- [Provided data]:
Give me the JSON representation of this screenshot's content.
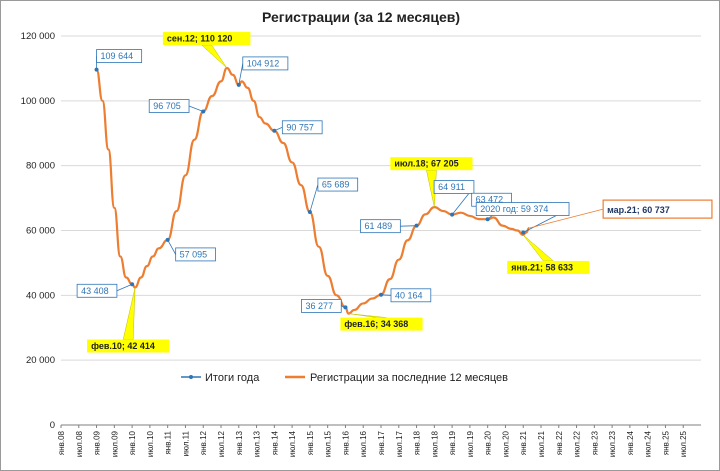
{
  "chart_data": {
    "type": "line",
    "title": "Регистрации  (за 12 месяцев)",
    "xlabel": "",
    "ylabel": "",
    "ylim": [
      0,
      120000
    ],
    "yticks": [
      0,
      20000,
      40000,
      60000,
      80000,
      100000,
      120000
    ],
    "ytick_labels": [
      "0",
      "20 000",
      "40 000",
      "60 000",
      "80 000",
      "100 000",
      "120 000"
    ],
    "grid": true,
    "legend_position": "bottom",
    "x_tick_labels": [
      "янв.08",
      "июл.08",
      "янв.09",
      "июл.09",
      "янв.10",
      "июл.10",
      "янв.11",
      "июл.11",
      "янв.12",
      "июл.12",
      "янв.13",
      "июл.13",
      "янв.14",
      "июл.14",
      "янв.15",
      "июл.15",
      "янв.16",
      "июл.16",
      "янв.17",
      "июл.17",
      "янв.18",
      "июл.18",
      "янв.19",
      "июл.19",
      "янв.20",
      "июл.20",
      "янв.21",
      "июл.21",
      "янв.22",
      "июл.22",
      "янв.23",
      "июл.23",
      "янв.24",
      "июл.24",
      "янв.25",
      "июл.25"
    ],
    "series": [
      {
        "name": "Итоги года",
        "color": "#2e75b6",
        "points": [
          {
            "x": "янв.09",
            "y": 109644
          },
          {
            "x": "янв.10",
            "y": 43408
          },
          {
            "x": "янв.11",
            "y": 57095
          },
          {
            "x": "янв.12",
            "y": 96705
          },
          {
            "x": "янв.13",
            "y": 104912
          },
          {
            "x": "янв.14",
            "y": 90757
          },
          {
            "x": "янв.15",
            "y": 65689
          },
          {
            "x": "янв.16",
            "y": 36277
          },
          {
            "x": "янв.17",
            "y": 40164
          },
          {
            "x": "янв.18",
            "y": 61489
          },
          {
            "x": "янв.19",
            "y": 64911
          },
          {
            "x": "янв.20",
            "y": 63472
          },
          {
            "x": "янв.21",
            "y": 59374
          }
        ]
      },
      {
        "name": "Регистрации за последние 12 месяцев",
        "color": "#ed7d31",
        "points": [
          {
            "x": "янв.09",
            "y": 109644
          },
          {
            "x": "мар.09",
            "y": 100000
          },
          {
            "x": "май.09",
            "y": 85000
          },
          {
            "x": "июл.09",
            "y": 67000
          },
          {
            "x": "сен.09",
            "y": 52000
          },
          {
            "x": "ноя.09",
            "y": 45500
          },
          {
            "x": "янв.10",
            "y": 43408
          },
          {
            "x": "фев.10",
            "y": 42414
          },
          {
            "x": "апр.10",
            "y": 45500
          },
          {
            "x": "июн.10",
            "y": 49000
          },
          {
            "x": "авг.10",
            "y": 52000
          },
          {
            "x": "окт.10",
            "y": 54500
          },
          {
            "x": "янв.11",
            "y": 57095
          },
          {
            "x": "апр.11",
            "y": 66000
          },
          {
            "x": "июл.11",
            "y": 77000
          },
          {
            "x": "окт.11",
            "y": 88000
          },
          {
            "x": "янв.12",
            "y": 96705
          },
          {
            "x": "апр.12",
            "y": 101500
          },
          {
            "x": "июл.12",
            "y": 106000
          },
          {
            "x": "сен.12",
            "y": 110120
          },
          {
            "x": "ноя.12",
            "y": 108000
          },
          {
            "x": "янв.13",
            "y": 104912
          },
          {
            "x": "фев.13",
            "y": 106000
          },
          {
            "x": "апр.13",
            "y": 104000
          },
          {
            "x": "июн.13",
            "y": 100000
          },
          {
            "x": "авг.13",
            "y": 95000
          },
          {
            "x": "окт.13",
            "y": 93000
          },
          {
            "x": "янв.14",
            "y": 90757
          },
          {
            "x": "апр.14",
            "y": 87000
          },
          {
            "x": "июл.14",
            "y": 81000
          },
          {
            "x": "окт.14",
            "y": 74000
          },
          {
            "x": "янв.15",
            "y": 65689
          },
          {
            "x": "апр.15",
            "y": 55000
          },
          {
            "x": "июл.15",
            "y": 46000
          },
          {
            "x": "окт.15",
            "y": 40000
          },
          {
            "x": "янв.16",
            "y": 36277
          },
          {
            "x": "фев.16",
            "y": 34368
          },
          {
            "x": "апр.16",
            "y": 35500
          },
          {
            "x": "июл.16",
            "y": 37500
          },
          {
            "x": "окт.16",
            "y": 39000
          },
          {
            "x": "янв.17",
            "y": 40164
          },
          {
            "x": "апр.17",
            "y": 45000
          },
          {
            "x": "июл.17",
            "y": 51000
          },
          {
            "x": "окт.17",
            "y": 57000
          },
          {
            "x": "янв.18",
            "y": 61489
          },
          {
            "x": "апр.18",
            "y": 65000
          },
          {
            "x": "июл.18",
            "y": 67205
          },
          {
            "x": "окт.18",
            "y": 66000
          },
          {
            "x": "янв.19",
            "y": 64911
          },
          {
            "x": "апр.19",
            "y": 65500
          },
          {
            "x": "июл.19",
            "y": 64500
          },
          {
            "x": "окт.19",
            "y": 63500
          },
          {
            "x": "янв.20",
            "y": 63472
          },
          {
            "x": "мар.20",
            "y": 64000
          },
          {
            "x": "июн.20",
            "y": 61500
          },
          {
            "x": "сен.20",
            "y": 60500
          },
          {
            "x": "ноя.20",
            "y": 60000
          },
          {
            "x": "янв.21",
            "y": 58633
          },
          {
            "x": "фев.21",
            "y": 59374
          },
          {
            "x": "мар.21",
            "y": 60737
          }
        ]
      }
    ],
    "callouts": [
      {
        "text": "109 644",
        "x": "янв.09",
        "y": 109644,
        "style": "blue"
      },
      {
        "text": "43 408",
        "x": "янв.10",
        "y": 43408,
        "style": "blue"
      },
      {
        "text": "фев.10; 42 414",
        "x": "фев.10",
        "y": 42414,
        "style": "yellow"
      },
      {
        "text": "57 095",
        "x": "янв.11",
        "y": 57095,
        "style": "blue"
      },
      {
        "text": "96 705",
        "x": "янв.12",
        "y": 96705,
        "style": "blue"
      },
      {
        "text": "сен.12; 110 120",
        "x": "сен.12",
        "y": 110120,
        "style": "yellow"
      },
      {
        "text": "104 912",
        "x": "янв.13",
        "y": 104912,
        "style": "blue"
      },
      {
        "text": "90 757",
        "x": "янв.14",
        "y": 90757,
        "style": "blue"
      },
      {
        "text": "65 689",
        "x": "янв.15",
        "y": 65689,
        "style": "blue"
      },
      {
        "text": "36 277",
        "x": "янв.16",
        "y": 36277,
        "style": "blue"
      },
      {
        "text": "фев.16; 34 368",
        "x": "фев.16",
        "y": 34368,
        "style": "yellow"
      },
      {
        "text": "40 164",
        "x": "янв.17",
        "y": 40164,
        "style": "blue"
      },
      {
        "text": "61 489",
        "x": "янв.18",
        "y": 61489,
        "style": "blue"
      },
      {
        "text": "июл.18; 67 205",
        "x": "июл.18",
        "y": 67205,
        "style": "yellow"
      },
      {
        "text": "64 911",
        "x": "янв.19",
        "y": 64911,
        "style": "blue"
      },
      {
        "text": "63 472",
        "x": "янв.20",
        "y": 63472,
        "style": "blue"
      },
      {
        "text": "2020 год: 59 374",
        "x": "янв.21",
        "y": 59374,
        "style": "blue"
      },
      {
        "text": "янв.21; 58 633",
        "x": "янв.21",
        "y": 58633,
        "style": "yellow"
      },
      {
        "text": "мар.21; 60 737",
        "x": "мар.21",
        "y": 60737,
        "style": "large"
      }
    ]
  }
}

- [Work to be completed]:
Set the entries down again exactly. Do not include the images.

- [Complete output]:
Give me the JSON representation of this screenshot's content.
{
  "chart_data": {
    "type": "line",
    "title": "Регистрации  (за 12 месяцев)",
    "xlabel": "",
    "ylabel": "",
    "ylim": [
      0,
      120000
    ],
    "yticks": [
      0,
      20000,
      40000,
      60000,
      80000,
      100000,
      120000
    ],
    "ytick_labels": [
      "0",
      "20 000",
      "40 000",
      "60 000",
      "80 000",
      "100 000",
      "120 000"
    ],
    "grid": true,
    "legend_position": "bottom",
    "x_tick_labels": [
      "янв.08",
      "июл.08",
      "янв.09",
      "июл.09",
      "янв.10",
      "июл.10",
      "янв.11",
      "июл.11",
      "янв.12",
      "июл.12",
      "янв.13",
      "июл.13",
      "янв.14",
      "июл.14",
      "янв.15",
      "июл.15",
      "янв.16",
      "июл.16",
      "янв.17",
      "июл.17",
      "янв.18",
      "июл.18",
      "янв.19",
      "июл.19",
      "янв.20",
      "июл.20",
      "янв.21",
      "июл.21",
      "янв.22",
      "июл.22",
      "янв.23",
      "июл.23",
      "янв.24",
      "июл.24",
      "янв.25",
      "июл.25"
    ],
    "series": [
      {
        "name": "Итоги года",
        "color": "#2e75b6",
        "points": [
          {
            "x": "янв.09",
            "y": 109644
          },
          {
            "x": "янв.10",
            "y": 43408
          },
          {
            "x": "янв.11",
            "y": 57095
          },
          {
            "x": "янв.12",
            "y": 96705
          },
          {
            "x": "янв.13",
            "y": 104912
          },
          {
            "x": "янв.14",
            "y": 90757
          },
          {
            "x": "янв.15",
            "y": 65689
          },
          {
            "x": "янв.16",
            "y": 36277
          },
          {
            "x": "янв.17",
            "y": 40164
          },
          {
            "x": "янв.18",
            "y": 61489
          },
          {
            "x": "янв.19",
            "y": 64911
          },
          {
            "x": "янв.20",
            "y": 63472
          },
          {
            "x": "янв.21",
            "y": 59374
          }
        ]
      },
      {
        "name": "Регистрации за последние 12 месяцев",
        "color": "#ed7d31",
        "points": [
          {
            "x": "янв.09",
            "y": 109644
          },
          {
            "x": "мар.09",
            "y": 100000
          },
          {
            "x": "май.09",
            "y": 85000
          },
          {
            "x": "июл.09",
            "y": 67000
          },
          {
            "x": "сен.09",
            "y": 52000
          },
          {
            "x": "ноя.09",
            "y": 45500
          },
          {
            "x": "янв.10",
            "y": 43408
          },
          {
            "x": "фев.10",
            "y": 42414
          },
          {
            "x": "апр.10",
            "y": 45500
          },
          {
            "x": "июн.10",
            "y": 49000
          },
          {
            "x": "авг.10",
            "y": 52000
          },
          {
            "x": "окт.10",
            "y": 54500
          },
          {
            "x": "янв.11",
            "y": 57095
          },
          {
            "x": "апр.11",
            "y": 66000
          },
          {
            "x": "июл.11",
            "y": 77000
          },
          {
            "x": "окт.11",
            "y": 88000
          },
          {
            "x": "янв.12",
            "y": 96705
          },
          {
            "x": "апр.12",
            "y": 101500
          },
          {
            "x": "июл.12",
            "y": 106000
          },
          {
            "x": "сен.12",
            "y": 110120
          },
          {
            "x": "ноя.12",
            "y": 108000
          },
          {
            "x": "янв.13",
            "y": 104912
          },
          {
            "x": "фев.13",
            "y": 106000
          },
          {
            "x": "апр.13",
            "y": 104000
          },
          {
            "x": "июн.13",
            "y": 100000
          },
          {
            "x": "авг.13",
            "y": 95000
          },
          {
            "x": "окт.13",
            "y": 93000
          },
          {
            "x": "янв.14",
            "y": 90757
          },
          {
            "x": "апр.14",
            "y": 87000
          },
          {
            "x": "июл.14",
            "y": 81000
          },
          {
            "x": "окт.14",
            "y": 74000
          },
          {
            "x": "янв.15",
            "y": 65689
          },
          {
            "x": "апр.15",
            "y": 55000
          },
          {
            "x": "июл.15",
            "y": 46000
          },
          {
            "x": "окт.15",
            "y": 40000
          },
          {
            "x": "янв.16",
            "y": 36277
          },
          {
            "x": "фев.16",
            "y": 34368
          },
          {
            "x": "апр.16",
            "y": 35500
          },
          {
            "x": "июл.16",
            "y": 37500
          },
          {
            "x": "окт.16",
            "y": 39000
          },
          {
            "x": "янв.17",
            "y": 40164
          },
          {
            "x": "апр.17",
            "y": 45000
          },
          {
            "x": "июл.17",
            "y": 51000
          },
          {
            "x": "окт.17",
            "y": 57000
          },
          {
            "x": "янв.18",
            "y": 61489
          },
          {
            "x": "апр.18",
            "y": 65000
          },
          {
            "x": "июл.18",
            "y": 67205
          },
          {
            "x": "окт.18",
            "y": 66000
          },
          {
            "x": "янв.19",
            "y": 64911
          },
          {
            "x": "апр.19",
            "y": 65500
          },
          {
            "x": "июл.19",
            "y": 64500
          },
          {
            "x": "окт.19",
            "y": 63500
          },
          {
            "x": "янв.20",
            "y": 63472
          },
          {
            "x": "мар.20",
            "y": 64000
          },
          {
            "x": "июн.20",
            "y": 61500
          },
          {
            "x": "сен.20",
            "y": 60500
          },
          {
            "x": "ноя.20",
            "y": 60000
          },
          {
            "x": "янв.21",
            "y": 58633
          },
          {
            "x": "фев.21",
            "y": 59374
          },
          {
            "x": "мар.21",
            "y": 60737
          }
        ]
      }
    ],
    "callouts": [
      {
        "text": "109 644",
        "x": "янв.09",
        "y": 109644,
        "style": "blue"
      },
      {
        "text": "43 408",
        "x": "янв.10",
        "y": 43408,
        "style": "blue"
      },
      {
        "text": "фев.10; 42 414",
        "x": "фев.10",
        "y": 42414,
        "style": "yellow"
      },
      {
        "text": "57 095",
        "x": "янв.11",
        "y": 57095,
        "style": "blue"
      },
      {
        "text": "96 705",
        "x": "янв.12",
        "y": 96705,
        "style": "blue"
      },
      {
        "text": "сен.12; 110 120",
        "x": "сен.12",
        "y": 110120,
        "style": "yellow"
      },
      {
        "text": "104 912",
        "x": "янв.13",
        "y": 104912,
        "style": "blue"
      },
      {
        "text": "90 757",
        "x": "янв.14",
        "y": 90757,
        "style": "blue"
      },
      {
        "text": "65 689",
        "x": "янв.15",
        "y": 65689,
        "style": "blue"
      },
      {
        "text": "36 277",
        "x": "янв.16",
        "y": 36277,
        "style": "blue"
      },
      {
        "text": "фев.16; 34 368",
        "x": "фев.16",
        "y": 34368,
        "style": "yellow"
      },
      {
        "text": "40 164",
        "x": "янв.17",
        "y": 40164,
        "style": "blue"
      },
      {
        "text": "61 489",
        "x": "янв.18",
        "y": 61489,
        "style": "blue"
      },
      {
        "text": "июл.18; 67 205",
        "x": "июл.18",
        "y": 67205,
        "style": "yellow"
      },
      {
        "text": "64 911",
        "x": "янв.19",
        "y": 64911,
        "style": "blue"
      },
      {
        "text": "63 472",
        "x": "янв.20",
        "y": 63472,
        "style": "blue"
      },
      {
        "text": "2020 год: 59 374",
        "x": "янв.21",
        "y": 59374,
        "style": "blue"
      },
      {
        "text": "янв.21; 58 633",
        "x": "янв.21",
        "y": 58633,
        "style": "yellow"
      },
      {
        "text": "мар.21; 60 737",
        "x": "мар.21",
        "y": 60737,
        "style": "large"
      }
    ]
  }
}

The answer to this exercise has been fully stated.